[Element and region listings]

# # # #

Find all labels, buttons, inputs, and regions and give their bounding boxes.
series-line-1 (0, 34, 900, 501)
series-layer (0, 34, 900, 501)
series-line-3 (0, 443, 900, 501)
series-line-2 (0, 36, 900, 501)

# # # #

**WRITTEN EXERCISE**
Repeat every one of the items above word for word, without changing anything.

**FULL OUTPUT**
Find all labels, buttons, inputs, and regions and give their bounding boxes.
series-line-1 (0, 34, 900, 501)
series-layer (0, 34, 900, 501)
series-line-3 (0, 443, 900, 501)
series-line-2 (0, 36, 900, 501)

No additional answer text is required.